» **Directions**
Look through the material below and count the lines with the string "False". Report only the count.

» **Raw records**
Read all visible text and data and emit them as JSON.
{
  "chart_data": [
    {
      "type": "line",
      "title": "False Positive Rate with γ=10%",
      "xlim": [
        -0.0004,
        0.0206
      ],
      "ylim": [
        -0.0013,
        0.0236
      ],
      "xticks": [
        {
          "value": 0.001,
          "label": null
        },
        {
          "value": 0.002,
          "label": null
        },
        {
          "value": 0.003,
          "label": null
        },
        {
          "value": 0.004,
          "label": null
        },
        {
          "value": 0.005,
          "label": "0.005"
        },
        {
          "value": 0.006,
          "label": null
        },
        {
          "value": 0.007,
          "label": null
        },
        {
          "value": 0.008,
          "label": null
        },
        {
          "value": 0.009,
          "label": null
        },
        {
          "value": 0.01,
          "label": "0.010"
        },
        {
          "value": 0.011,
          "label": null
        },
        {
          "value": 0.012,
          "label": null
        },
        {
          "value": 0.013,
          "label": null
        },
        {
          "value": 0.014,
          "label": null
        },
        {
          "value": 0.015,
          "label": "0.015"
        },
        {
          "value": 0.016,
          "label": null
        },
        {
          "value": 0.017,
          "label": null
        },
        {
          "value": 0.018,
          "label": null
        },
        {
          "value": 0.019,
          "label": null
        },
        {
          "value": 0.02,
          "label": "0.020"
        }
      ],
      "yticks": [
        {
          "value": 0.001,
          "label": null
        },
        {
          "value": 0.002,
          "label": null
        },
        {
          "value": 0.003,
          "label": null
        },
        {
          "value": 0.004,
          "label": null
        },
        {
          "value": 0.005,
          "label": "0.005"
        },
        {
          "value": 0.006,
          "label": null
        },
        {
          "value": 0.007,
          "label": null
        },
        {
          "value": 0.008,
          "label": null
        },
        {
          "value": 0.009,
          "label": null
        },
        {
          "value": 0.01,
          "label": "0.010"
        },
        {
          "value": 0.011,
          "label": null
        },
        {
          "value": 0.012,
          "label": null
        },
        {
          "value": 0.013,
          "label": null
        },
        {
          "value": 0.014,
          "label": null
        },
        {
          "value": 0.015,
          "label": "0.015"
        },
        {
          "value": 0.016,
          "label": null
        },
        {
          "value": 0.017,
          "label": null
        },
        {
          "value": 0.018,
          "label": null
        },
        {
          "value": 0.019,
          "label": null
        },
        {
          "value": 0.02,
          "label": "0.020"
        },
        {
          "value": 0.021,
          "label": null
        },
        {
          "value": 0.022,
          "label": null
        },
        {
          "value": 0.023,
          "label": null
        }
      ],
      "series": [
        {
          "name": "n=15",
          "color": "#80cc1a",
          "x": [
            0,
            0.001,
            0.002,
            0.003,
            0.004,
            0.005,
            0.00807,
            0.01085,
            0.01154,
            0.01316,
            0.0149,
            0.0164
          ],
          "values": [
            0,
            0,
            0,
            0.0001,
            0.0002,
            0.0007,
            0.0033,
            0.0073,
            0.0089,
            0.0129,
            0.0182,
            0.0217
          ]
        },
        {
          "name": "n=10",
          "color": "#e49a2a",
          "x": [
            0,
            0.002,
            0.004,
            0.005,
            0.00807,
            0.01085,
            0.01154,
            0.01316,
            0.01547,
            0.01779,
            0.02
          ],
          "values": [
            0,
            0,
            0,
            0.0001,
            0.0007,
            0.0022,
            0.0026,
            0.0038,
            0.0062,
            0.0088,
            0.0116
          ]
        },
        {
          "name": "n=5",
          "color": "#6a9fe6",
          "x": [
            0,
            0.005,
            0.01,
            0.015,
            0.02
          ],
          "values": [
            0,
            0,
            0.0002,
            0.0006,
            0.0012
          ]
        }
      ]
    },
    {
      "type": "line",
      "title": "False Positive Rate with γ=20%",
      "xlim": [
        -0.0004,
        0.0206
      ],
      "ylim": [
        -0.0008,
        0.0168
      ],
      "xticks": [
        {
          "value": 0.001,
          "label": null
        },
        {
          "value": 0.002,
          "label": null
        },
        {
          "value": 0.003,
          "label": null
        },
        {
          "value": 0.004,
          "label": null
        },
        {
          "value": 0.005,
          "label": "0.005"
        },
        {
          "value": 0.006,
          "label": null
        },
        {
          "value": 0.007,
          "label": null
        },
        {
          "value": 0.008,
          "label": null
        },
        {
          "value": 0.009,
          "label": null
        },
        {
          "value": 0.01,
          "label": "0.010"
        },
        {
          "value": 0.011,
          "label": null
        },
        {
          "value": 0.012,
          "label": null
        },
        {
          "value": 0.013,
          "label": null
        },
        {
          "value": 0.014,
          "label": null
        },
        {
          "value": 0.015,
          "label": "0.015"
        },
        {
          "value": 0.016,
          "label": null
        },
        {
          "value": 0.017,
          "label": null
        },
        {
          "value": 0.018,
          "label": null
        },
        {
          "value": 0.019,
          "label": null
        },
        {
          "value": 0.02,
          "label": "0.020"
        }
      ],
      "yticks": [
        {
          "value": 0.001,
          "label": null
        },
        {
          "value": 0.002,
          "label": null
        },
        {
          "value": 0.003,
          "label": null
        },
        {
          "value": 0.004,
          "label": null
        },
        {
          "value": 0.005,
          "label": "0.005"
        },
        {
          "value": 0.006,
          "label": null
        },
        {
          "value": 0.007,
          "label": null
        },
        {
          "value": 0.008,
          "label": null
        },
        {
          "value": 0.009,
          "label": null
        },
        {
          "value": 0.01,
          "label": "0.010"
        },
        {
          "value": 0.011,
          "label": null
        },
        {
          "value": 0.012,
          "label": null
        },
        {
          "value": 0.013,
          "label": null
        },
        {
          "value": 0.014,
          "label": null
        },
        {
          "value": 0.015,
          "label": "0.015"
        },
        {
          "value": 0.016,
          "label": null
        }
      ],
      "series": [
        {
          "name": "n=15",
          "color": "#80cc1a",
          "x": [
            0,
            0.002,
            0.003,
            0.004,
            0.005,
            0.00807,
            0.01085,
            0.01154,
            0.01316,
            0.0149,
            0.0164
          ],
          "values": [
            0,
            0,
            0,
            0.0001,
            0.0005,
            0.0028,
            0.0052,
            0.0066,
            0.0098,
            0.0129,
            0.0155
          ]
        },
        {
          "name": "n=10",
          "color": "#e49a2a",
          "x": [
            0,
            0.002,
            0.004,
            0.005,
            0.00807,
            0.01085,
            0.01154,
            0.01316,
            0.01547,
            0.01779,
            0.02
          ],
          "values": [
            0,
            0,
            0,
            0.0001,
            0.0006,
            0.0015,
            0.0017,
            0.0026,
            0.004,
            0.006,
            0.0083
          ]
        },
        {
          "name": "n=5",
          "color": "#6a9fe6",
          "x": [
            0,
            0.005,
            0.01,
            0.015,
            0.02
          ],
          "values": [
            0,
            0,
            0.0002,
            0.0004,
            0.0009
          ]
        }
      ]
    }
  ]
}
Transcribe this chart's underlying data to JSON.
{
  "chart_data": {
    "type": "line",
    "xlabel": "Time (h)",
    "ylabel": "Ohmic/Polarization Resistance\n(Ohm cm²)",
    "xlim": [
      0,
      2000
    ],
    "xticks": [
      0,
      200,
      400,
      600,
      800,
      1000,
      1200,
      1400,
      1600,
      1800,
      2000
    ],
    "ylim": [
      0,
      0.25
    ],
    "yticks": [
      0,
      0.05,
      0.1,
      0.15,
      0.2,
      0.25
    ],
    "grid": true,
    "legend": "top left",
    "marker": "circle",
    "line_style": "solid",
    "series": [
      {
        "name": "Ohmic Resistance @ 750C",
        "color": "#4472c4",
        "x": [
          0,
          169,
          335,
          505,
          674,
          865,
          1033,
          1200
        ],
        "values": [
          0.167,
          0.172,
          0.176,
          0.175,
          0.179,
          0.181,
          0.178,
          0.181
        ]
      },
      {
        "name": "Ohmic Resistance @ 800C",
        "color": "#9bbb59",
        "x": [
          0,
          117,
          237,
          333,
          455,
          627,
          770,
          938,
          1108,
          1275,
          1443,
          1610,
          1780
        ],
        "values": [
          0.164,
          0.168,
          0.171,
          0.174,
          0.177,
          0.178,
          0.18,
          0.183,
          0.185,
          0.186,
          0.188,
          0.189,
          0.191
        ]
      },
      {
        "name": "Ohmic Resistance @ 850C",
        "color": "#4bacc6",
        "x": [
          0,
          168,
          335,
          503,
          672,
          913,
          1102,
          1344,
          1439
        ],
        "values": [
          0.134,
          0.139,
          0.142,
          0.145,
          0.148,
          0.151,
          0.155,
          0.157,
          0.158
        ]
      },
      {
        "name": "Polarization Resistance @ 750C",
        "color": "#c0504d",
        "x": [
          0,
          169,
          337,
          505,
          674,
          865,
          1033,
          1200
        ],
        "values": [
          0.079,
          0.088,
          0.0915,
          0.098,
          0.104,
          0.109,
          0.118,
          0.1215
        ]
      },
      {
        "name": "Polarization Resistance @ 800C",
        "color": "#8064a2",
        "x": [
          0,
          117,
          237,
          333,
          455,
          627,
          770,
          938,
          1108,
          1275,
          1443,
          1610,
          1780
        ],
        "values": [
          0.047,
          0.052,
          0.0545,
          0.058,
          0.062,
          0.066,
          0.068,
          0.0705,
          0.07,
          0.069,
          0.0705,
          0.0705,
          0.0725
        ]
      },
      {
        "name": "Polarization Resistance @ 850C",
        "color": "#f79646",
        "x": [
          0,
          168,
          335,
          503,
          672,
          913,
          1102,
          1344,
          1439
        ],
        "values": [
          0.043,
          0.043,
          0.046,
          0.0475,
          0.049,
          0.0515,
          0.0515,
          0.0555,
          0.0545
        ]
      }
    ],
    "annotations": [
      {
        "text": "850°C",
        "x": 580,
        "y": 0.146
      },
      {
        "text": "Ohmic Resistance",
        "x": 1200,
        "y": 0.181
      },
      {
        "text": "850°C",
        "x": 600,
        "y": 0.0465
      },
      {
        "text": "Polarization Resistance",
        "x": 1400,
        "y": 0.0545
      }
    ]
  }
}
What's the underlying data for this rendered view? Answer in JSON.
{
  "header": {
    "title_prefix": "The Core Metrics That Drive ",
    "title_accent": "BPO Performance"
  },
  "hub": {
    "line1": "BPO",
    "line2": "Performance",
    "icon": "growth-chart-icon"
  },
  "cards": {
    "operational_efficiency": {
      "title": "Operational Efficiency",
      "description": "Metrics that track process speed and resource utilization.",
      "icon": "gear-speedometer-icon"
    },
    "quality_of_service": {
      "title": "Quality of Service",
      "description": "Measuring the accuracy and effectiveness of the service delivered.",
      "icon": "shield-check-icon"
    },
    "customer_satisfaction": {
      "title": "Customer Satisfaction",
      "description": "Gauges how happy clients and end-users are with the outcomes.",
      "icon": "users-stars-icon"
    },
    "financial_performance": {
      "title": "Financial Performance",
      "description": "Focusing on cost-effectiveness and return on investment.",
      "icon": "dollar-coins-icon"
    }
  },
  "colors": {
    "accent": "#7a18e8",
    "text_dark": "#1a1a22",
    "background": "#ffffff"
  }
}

» **Result below**
2